Your objective ->
Extract every line below that contains the word "document".

Stored records:
────────────────────────────────────────
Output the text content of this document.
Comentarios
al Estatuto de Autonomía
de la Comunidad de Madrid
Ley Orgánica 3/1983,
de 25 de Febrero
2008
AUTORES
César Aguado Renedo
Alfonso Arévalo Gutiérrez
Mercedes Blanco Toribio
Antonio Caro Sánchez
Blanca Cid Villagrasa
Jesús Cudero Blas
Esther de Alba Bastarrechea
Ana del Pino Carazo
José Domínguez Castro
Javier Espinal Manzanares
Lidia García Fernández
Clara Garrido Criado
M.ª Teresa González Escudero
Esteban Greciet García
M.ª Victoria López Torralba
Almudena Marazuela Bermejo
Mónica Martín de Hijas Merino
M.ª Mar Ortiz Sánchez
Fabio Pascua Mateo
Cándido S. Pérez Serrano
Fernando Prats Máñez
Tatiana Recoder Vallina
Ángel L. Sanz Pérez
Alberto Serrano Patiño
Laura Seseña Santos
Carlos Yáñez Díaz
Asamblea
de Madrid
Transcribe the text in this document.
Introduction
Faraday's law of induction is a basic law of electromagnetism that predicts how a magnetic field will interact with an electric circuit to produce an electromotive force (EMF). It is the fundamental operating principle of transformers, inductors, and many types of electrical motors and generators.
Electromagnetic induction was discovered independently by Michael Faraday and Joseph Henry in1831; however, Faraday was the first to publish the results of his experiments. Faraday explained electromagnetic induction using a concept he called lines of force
────────────────────────────────────────
Finished task ->
Output the text content of this document.
Transcribe the text in this document.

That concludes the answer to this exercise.